Task instructions
All of the data below should be written out exactly.

— start Entries supplied —

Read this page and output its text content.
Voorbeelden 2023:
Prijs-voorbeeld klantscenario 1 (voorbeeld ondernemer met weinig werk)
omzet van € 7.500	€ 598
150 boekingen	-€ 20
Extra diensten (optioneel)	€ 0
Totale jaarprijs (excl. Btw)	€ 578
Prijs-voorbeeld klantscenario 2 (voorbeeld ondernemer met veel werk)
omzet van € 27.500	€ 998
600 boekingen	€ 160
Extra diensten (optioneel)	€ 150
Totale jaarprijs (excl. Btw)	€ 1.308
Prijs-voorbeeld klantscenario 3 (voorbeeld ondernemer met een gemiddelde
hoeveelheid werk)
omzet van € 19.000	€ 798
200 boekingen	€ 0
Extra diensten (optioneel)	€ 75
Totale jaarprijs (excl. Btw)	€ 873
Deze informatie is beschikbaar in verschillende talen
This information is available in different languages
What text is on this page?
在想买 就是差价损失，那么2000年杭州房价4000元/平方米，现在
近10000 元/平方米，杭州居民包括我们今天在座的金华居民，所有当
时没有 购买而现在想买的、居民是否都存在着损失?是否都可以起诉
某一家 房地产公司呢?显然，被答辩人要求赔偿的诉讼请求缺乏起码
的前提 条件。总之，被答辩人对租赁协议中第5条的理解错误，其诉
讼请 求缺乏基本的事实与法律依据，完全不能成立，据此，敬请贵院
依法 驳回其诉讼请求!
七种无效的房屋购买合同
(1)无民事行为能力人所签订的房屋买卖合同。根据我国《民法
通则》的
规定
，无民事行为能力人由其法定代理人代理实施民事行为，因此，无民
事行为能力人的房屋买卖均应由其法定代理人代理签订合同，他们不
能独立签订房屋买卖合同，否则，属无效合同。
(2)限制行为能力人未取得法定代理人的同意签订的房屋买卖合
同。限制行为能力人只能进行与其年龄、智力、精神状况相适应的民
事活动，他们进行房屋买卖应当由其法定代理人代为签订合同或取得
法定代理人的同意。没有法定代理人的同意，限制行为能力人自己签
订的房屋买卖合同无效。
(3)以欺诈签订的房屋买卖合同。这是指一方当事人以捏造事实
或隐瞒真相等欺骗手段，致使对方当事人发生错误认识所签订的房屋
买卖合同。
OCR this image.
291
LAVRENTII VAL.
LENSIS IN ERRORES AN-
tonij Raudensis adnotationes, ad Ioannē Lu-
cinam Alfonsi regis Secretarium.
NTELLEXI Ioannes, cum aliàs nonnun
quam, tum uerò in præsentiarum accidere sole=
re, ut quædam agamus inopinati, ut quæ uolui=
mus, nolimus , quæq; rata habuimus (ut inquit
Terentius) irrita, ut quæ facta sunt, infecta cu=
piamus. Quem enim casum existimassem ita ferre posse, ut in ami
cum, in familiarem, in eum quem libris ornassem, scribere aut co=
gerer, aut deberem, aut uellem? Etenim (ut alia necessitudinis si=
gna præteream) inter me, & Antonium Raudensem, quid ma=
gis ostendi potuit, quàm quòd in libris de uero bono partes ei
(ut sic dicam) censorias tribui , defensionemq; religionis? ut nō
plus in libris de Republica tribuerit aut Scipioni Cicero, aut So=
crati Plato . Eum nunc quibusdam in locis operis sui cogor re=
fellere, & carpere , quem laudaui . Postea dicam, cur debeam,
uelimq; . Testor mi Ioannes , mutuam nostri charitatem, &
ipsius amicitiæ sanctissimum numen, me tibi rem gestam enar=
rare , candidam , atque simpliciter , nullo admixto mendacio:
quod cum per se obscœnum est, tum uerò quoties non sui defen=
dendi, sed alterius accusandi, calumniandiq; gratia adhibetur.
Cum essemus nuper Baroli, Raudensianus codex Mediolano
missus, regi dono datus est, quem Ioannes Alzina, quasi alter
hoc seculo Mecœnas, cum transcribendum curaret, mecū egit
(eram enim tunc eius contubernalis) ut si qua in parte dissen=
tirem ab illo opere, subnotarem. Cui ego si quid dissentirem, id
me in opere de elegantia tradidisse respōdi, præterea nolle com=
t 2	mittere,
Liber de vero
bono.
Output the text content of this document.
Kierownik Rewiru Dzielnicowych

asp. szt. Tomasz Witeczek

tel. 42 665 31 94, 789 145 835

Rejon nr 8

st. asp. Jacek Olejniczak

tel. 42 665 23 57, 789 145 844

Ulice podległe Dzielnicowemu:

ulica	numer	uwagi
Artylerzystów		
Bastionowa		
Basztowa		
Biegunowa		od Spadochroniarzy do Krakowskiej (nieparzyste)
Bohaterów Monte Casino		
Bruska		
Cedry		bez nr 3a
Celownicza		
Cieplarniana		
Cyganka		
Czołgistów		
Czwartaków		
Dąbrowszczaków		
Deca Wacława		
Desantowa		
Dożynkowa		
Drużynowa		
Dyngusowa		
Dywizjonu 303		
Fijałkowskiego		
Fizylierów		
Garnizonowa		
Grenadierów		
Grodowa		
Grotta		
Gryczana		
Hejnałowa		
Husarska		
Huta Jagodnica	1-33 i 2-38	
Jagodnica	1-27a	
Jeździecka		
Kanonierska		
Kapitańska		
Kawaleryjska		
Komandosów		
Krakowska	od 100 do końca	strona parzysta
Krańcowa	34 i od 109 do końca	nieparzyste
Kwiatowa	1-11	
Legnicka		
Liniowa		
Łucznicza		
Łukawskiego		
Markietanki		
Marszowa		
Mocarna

— end Entries supplied —

Written answer
Read this page and output its text content.
Voorbeelden 2023:
Prijs-voorbeeld klantscenario 1 (voorbeeld ondernemer met weinig werk)
omzet van € 7.500	€ 598
150 boekingen	-€ 20
Extra diensten (optioneel)	€ 0
Totale jaarprijs (excl. Btw)	€ 578
Prijs-voorbeeld klantscenario 2 (voorbeeld ondernemer met veel werk)
omzet van € 27.500	€ 998
600 boekingen	€ 160
Extra diensten (optioneel)	€ 150
Totale jaarprijs (excl. Btw)	€ 1.308
Prijs-voorbeeld klantscenario 3 (voorbeeld ondernemer met een gemiddelde
hoeveelheid werk)
omzet van € 19.000	€ 798
200 boekingen	€ 0
Extra diensten (optioneel)	€ 75
Totale jaarprijs (excl. Btw)	€ 873
Deze informatie is beschikbaar in verschillende talen
This information is available in different languages
What text is on this page?
在想买 就是差价损失，那么2000年杭州房价4000元/平方米，现在
近10000 元/平方米，杭州居民包括我们今天在座的金华居民，所有当
时没有 购买而现在想买的、居民是否都存在着损失?是否都可以起诉
某一家 房地产公司呢?显然，被答辩人要求赔偿的诉讼请求缺乏起码
的前提 条件。总之，被答辩人对租赁协议中第5条的理解错误，其诉
讼请 求缺乏基本的事实与法律依据，完全不能成立，据此，敬请贵院
依法 驳回其诉讼请求!
七种无效的房屋购买合同
(1)无民事行为能力人所签订的房屋买卖合同。根据我国《民法
通则》的
规定
，无民事行为能力人由其法定代理人代理实施民事行为，因此，无民
事行为能力人的房屋买卖均应由其法定代理人代理签订合同，他们不
能独立签订房屋买卖合同，否则，属无效合同。
(2)限制行为能力人未取得法定代理人的同意签订的房屋买卖合
同。限制行为能力人只能进行与其年龄、智力、精神状况相适应的民
事活动，他们进行房屋买卖应当由其法定代理人代为签订合同或取得
法定代理人的同意。没有法定代理人的同意，限制行为能力人自己签
订的房屋买卖合同无效。
(3)以欺诈签订的房屋买卖合同。这是指一方当事人以捏造事实
或隐瞒真相等欺骗手段，致使对方当事人发生错误认识所签订的房屋
买卖合同。
OCR this image.
291
LAVRENTII VAL.
LENSIS IN ERRORES AN-
tonij Raudensis adnotationes, ad Ioannē Lu-
cinam Alfonsi regis Secretarium.
NTELLEXI Ioannes, cum aliàs nonnun
quam, tum uerò in præsentiarum accidere sole=
re, ut quædam agamus inopinati, ut quæ uolui=
mus, nolimus , quæq; rata habuimus (ut inquit
Terentius) irrita, ut quæ facta sunt, infecta cu=
piamus. Quem enim casum existimassem ita ferre posse, ut in ami
cum, in familiarem, in eum quem libris ornassem, scribere aut co=
gerer, aut deberem, aut uellem? Etenim (ut alia necessitudinis si=
gna præteream) inter me, & Antonium Raudensem, quid ma=
gis ostendi potuit, quàm quòd in libris de uero bono partes ei
(ut sic dicam) censorias tribui , defensionemq; religionis? ut nō
plus in libris de Republica tribuerit aut Scipioni Cicero, aut So=
crati Plato . Eum nunc quibusdam in locis operis sui cogor re=
fellere, & carpere , quem laudaui . Postea dicam, cur debeam,
uelimq; . Testor mi Ioannes , mutuam nostri charitatem, &
ipsius amicitiæ sanctissimum numen, me tibi rem gestam enar=
rare , candidam , atque simpliciter , nullo admixto mendacio:
quod cum per se obscœnum est, tum uerò quoties non sui defen=
dendi, sed alterius accusandi, calumniandiq; gratia adhibetur.
Cum essemus nuper Baroli, Raudensianus codex Mediolano
missus, regi dono datus est, quem Ioannes Alzina, quasi alter
hoc seculo Mecœnas, cum transcribendum curaret, mecū egit
(eram enim tunc eius contubernalis) ut si qua in parte dissen=
tirem ab illo opere, subnotarem. Cui ego si quid dissentirem, id
me in opere de elegantia tradidisse respōdi, præterea nolle com=
t 2	mittere,
Liber de vero
bono.
Output the text content of this document.
Kierownik Rewiru Dzielnicowych

asp. szt. Tomasz Witeczek

tel. 42 665 31 94, 789 145 835

Rejon nr 8

st. asp. Jacek Olejniczak

tel. 42 665 23 57, 789 145 844

Ulice podległe Dzielnicowemu:

ulica	numer	uwagi
Artylerzystów		
Bastionowa		
Basztowa		
Biegunowa		od Spadochroniarzy do Krakowskiej (nieparzyste)
Bohaterów Monte Casino		
Bruska		
Cedry		bez nr 3a
Celownicza		
Cieplarniana		
Cyganka		
Czołgistów		
Czwartaków		
Dąbrowszczaków		
Deca Wacława		
Desantowa		
Dożynkowa		
Drużynowa		
Dyngusowa		
Dywizjonu 303		
Fijałkowskiego		
Fizylierów		
Garnizonowa		
Grenadierów		
Grodowa		
Grotta		
Gryczana		
Hejnałowa		
Husarska		
Huta Jagodnica	1-33 i 2-38	
Jagodnica	1-27a	
Jeździecka		
Kanonierska		
Kapitańska		
Kawaleryjska		
Komandosów		
Krakowska	od 100 do końca	strona parzysta
Krańcowa	34 i od 109 do końca	nieparzyste
Kwiatowa	1-11	
Legnicka		
Liniowa		
Łucznicza		
Łukawskiego		
Markietanki		
Marszowa		
Mocarna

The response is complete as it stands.